• **REQUIREMENTS**
Retype everything in the listing, leaving each line exactly as it is.

>> begin DATA

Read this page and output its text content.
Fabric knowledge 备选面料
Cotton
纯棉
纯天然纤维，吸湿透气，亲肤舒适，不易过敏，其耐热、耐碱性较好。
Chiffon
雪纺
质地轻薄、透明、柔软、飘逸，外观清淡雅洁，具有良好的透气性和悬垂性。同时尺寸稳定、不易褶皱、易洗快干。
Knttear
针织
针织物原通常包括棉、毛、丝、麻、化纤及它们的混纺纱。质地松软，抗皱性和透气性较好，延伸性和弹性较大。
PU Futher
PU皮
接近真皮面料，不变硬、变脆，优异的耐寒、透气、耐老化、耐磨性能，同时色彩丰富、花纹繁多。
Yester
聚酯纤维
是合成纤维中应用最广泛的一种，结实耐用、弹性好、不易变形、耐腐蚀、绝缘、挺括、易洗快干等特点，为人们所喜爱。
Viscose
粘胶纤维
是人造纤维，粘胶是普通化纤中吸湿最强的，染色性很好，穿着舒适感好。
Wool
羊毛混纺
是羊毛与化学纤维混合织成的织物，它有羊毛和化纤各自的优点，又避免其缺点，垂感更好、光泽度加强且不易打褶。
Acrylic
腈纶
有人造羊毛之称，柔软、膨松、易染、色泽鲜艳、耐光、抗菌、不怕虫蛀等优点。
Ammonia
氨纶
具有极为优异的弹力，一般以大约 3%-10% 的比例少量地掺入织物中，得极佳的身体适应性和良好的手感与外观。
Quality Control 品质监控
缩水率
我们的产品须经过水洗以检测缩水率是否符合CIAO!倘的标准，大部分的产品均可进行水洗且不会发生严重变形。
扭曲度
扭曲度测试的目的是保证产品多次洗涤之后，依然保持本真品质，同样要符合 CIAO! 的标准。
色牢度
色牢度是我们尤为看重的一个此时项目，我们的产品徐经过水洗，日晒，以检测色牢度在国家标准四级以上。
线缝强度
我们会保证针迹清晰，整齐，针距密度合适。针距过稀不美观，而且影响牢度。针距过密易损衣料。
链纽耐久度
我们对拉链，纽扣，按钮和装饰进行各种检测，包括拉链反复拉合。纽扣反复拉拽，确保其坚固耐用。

>> end DATA

• **OUTPUT OF THE TASK**
Read this page and output its text content.
Fabric knowledge 备选面料
Cotton
纯棉
纯天然纤维，吸湿透气，亲肤舒适，不易过敏，其耐热、耐碱性较好。
Chiffon
雪纺
质地轻薄、透明、柔软、飘逸，外观清淡雅洁，具有良好的透气性和悬垂性。同时尺寸稳定、不易褶皱、易洗快干。
Knttear
针织
针织物原通常包括棉、毛、丝、麻、化纤及它们的混纺纱。质地松软，抗皱性和透气性较好，延伸性和弹性较大。
PU Futher
PU皮
接近真皮面料，不变硬、变脆，优异的耐寒、透气、耐老化、耐磨性能，同时色彩丰富、花纹繁多。
Yester
聚酯纤维
是合成纤维中应用最广泛的一种，结实耐用、弹性好、不易变形、耐腐蚀、绝缘、挺括、易洗快干等特点，为人们所喜爱。
Viscose
粘胶纤维
是人造纤维，粘胶是普通化纤中吸湿最强的，染色性很好，穿着舒适感好。
Wool
羊毛混纺
是羊毛与化学纤维混合织成的织物，它有羊毛和化纤各自的优点，又避免其缺点，垂感更好、光泽度加强且不易打褶。
Acrylic
腈纶
有人造羊毛之称，柔软、膨松、易染、色泽鲜艳、耐光、抗菌、不怕虫蛀等优点。
Ammonia
氨纶
具有极为优异的弹力，一般以大约 3%-10% 的比例少量地掺入织物中，得极佳的身体适应性和良好的手感与外观。
Quality Control 品质监控
缩水率
我们的产品须经过水洗以检测缩水率是否符合CIAO!倘的标准，大部分的产品均可进行水洗且不会发生严重变形。
扭曲度
扭曲度测试的目的是保证产品多次洗涤之后，依然保持本真品质，同样要符合 CIAO! 的标准。
色牢度
色牢度是我们尤为看重的一个此时项目，我们的产品徐经过水洗，日晒，以检测色牢度在国家标准四级以上。
线缝强度
我们会保证针迹清晰，整齐，针距密度合适。针距过稀不美观，而且影响牢度。针距过密易损衣料。
链纽耐久度
我们对拉链，纽扣，按钮和装饰进行各种检测，包括拉链反复拉合。纽扣反复拉拽，确保其坚固耐用。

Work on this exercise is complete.